* Work to complete:
Of all the lines in the material, how many include the word "title"? Give only the number.

* Records supplied:
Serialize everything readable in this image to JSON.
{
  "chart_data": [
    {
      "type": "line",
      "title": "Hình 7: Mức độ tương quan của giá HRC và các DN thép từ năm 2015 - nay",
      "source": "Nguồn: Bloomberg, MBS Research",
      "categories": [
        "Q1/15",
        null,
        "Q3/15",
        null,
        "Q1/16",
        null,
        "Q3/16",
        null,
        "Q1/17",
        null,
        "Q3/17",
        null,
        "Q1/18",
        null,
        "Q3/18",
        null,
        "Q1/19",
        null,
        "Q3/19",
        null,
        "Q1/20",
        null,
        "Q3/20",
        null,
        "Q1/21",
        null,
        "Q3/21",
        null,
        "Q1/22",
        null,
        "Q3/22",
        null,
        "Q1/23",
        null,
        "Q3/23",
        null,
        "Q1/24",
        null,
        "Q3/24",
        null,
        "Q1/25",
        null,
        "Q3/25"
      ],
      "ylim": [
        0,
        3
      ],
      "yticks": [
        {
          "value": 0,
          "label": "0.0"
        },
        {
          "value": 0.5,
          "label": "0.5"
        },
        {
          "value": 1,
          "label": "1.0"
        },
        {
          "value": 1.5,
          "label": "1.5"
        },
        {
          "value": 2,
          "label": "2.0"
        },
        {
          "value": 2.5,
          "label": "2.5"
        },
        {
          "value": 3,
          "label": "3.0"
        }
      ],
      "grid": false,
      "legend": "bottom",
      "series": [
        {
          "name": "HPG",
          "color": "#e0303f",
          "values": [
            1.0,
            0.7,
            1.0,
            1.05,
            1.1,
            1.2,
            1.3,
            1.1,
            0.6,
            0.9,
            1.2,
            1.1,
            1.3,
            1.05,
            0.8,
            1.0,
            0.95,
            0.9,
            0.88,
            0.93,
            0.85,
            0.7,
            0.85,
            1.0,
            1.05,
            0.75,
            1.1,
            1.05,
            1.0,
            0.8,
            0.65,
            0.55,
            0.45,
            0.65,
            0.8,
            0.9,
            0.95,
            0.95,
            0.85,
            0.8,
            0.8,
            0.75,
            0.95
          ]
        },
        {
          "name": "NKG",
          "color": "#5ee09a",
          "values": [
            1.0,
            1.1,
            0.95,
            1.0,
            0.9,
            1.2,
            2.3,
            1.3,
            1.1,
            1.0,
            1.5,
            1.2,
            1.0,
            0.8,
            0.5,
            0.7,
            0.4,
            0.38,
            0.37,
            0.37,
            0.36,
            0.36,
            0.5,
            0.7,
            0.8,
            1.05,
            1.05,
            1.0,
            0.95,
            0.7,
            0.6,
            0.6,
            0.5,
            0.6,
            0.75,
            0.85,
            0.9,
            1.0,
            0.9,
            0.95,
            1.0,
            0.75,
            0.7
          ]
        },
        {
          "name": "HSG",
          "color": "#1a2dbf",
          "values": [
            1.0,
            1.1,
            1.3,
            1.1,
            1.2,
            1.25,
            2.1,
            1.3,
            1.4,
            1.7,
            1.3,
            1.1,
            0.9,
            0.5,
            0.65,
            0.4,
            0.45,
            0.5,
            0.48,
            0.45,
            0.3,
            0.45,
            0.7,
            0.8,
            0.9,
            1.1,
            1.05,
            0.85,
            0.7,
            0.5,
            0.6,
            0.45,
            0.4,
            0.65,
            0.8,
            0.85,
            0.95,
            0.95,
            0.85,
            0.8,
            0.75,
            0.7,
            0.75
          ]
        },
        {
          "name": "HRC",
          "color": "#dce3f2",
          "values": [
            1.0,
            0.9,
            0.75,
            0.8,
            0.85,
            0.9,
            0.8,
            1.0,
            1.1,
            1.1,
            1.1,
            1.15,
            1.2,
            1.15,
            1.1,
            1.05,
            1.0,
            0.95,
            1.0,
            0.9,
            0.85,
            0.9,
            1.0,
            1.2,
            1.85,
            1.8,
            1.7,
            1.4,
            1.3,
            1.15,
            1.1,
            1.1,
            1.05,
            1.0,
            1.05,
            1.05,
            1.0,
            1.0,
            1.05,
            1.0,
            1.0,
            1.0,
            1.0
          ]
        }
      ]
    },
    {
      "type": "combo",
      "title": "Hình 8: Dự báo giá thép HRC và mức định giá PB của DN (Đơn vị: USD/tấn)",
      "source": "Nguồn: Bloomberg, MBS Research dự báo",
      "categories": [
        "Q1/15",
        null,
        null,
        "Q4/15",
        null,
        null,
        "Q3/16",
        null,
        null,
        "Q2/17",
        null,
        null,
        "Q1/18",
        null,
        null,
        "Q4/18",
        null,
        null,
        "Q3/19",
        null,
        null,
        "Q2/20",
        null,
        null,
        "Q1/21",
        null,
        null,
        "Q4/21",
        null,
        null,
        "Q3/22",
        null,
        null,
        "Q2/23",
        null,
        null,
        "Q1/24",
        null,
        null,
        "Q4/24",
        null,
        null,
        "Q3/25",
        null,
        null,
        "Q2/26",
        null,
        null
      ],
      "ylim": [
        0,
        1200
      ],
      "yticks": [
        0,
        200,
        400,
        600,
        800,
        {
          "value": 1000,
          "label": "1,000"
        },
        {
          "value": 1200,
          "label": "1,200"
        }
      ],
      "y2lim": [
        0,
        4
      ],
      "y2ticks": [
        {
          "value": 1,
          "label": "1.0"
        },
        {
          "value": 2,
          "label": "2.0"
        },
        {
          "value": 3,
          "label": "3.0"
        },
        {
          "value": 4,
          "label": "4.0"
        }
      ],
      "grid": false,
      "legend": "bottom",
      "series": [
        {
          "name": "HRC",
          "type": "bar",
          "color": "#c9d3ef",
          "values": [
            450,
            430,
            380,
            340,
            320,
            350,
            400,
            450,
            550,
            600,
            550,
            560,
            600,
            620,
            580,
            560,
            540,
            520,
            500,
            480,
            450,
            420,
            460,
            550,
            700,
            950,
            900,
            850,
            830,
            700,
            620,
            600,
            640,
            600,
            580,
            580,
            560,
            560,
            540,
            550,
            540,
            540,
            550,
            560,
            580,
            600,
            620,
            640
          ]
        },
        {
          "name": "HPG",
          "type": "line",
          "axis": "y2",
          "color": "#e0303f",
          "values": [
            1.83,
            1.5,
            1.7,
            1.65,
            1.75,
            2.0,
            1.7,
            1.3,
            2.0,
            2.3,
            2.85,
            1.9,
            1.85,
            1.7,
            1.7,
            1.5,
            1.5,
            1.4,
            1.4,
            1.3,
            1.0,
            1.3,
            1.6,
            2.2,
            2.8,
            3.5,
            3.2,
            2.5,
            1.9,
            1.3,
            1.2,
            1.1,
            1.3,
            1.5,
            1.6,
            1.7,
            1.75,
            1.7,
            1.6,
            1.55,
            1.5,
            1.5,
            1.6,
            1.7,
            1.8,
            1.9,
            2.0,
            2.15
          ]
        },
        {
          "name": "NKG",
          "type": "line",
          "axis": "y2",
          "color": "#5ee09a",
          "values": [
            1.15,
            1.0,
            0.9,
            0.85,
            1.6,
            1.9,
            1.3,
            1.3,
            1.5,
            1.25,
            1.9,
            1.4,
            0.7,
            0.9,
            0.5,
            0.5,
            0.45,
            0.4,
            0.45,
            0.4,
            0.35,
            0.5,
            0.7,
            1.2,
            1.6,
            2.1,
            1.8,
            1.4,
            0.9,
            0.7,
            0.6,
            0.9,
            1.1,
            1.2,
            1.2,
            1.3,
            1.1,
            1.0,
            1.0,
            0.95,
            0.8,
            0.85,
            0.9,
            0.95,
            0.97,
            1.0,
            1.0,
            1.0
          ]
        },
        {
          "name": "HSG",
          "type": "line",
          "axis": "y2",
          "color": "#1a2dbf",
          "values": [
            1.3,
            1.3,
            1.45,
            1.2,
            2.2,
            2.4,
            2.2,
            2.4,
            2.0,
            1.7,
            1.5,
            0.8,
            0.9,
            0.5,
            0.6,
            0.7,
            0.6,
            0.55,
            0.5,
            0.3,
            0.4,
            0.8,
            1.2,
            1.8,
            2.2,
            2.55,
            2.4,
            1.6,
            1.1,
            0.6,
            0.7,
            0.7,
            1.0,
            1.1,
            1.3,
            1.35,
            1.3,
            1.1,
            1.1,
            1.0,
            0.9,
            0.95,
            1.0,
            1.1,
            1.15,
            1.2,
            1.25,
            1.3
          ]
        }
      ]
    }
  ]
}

* Full solution:
2